━━━━━ Provided information ━━━━━

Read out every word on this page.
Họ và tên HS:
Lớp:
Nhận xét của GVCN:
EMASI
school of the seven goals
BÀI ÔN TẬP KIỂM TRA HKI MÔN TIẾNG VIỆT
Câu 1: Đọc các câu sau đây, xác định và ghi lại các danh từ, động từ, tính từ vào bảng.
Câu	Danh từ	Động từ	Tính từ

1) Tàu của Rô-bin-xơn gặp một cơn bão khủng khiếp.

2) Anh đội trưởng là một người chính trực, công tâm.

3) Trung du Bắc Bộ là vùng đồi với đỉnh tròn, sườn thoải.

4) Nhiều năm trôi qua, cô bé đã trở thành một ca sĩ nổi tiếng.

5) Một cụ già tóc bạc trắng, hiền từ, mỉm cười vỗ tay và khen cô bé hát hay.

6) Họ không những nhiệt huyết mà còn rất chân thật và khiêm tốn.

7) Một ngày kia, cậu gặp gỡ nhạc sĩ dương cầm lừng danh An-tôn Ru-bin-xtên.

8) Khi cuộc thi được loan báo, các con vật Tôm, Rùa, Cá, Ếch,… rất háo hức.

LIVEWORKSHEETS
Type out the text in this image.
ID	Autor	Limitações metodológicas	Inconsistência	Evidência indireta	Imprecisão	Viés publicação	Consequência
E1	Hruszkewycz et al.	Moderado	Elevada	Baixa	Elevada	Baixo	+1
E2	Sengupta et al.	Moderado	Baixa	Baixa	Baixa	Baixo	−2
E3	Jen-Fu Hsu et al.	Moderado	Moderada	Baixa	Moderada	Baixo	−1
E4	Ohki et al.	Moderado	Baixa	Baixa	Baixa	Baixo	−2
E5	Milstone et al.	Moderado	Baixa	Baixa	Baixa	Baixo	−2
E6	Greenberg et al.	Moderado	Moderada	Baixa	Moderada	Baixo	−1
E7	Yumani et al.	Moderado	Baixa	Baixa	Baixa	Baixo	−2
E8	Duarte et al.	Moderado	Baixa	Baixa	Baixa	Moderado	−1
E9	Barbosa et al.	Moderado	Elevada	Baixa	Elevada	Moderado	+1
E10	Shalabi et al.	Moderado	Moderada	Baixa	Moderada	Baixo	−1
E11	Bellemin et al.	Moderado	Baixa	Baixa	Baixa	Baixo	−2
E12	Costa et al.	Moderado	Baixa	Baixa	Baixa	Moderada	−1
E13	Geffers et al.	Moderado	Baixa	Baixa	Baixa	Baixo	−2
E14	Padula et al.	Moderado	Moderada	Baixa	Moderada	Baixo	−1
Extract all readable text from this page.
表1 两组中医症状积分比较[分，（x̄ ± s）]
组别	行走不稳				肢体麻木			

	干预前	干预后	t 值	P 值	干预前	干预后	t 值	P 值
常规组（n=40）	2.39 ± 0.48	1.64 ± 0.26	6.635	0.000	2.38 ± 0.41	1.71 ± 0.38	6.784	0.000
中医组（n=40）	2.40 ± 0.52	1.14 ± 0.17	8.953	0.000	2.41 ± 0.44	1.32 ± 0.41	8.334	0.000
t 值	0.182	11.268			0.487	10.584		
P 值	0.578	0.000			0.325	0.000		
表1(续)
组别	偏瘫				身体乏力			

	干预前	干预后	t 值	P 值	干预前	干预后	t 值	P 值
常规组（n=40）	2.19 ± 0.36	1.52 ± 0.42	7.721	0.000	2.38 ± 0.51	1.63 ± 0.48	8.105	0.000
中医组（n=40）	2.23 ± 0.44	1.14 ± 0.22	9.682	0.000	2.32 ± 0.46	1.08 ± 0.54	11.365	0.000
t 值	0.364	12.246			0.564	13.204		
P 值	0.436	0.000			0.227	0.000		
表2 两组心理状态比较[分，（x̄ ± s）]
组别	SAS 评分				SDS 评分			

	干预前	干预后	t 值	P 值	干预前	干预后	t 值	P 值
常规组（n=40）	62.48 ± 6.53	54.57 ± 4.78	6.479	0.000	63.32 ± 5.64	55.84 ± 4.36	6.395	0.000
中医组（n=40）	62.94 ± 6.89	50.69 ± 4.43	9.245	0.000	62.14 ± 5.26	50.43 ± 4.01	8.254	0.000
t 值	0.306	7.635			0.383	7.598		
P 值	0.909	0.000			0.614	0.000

━━━━━

• _Do this_: Say how many lines of the data include the word "Elevada". Respond with the number alone.

• _Answer to this exercise_: 2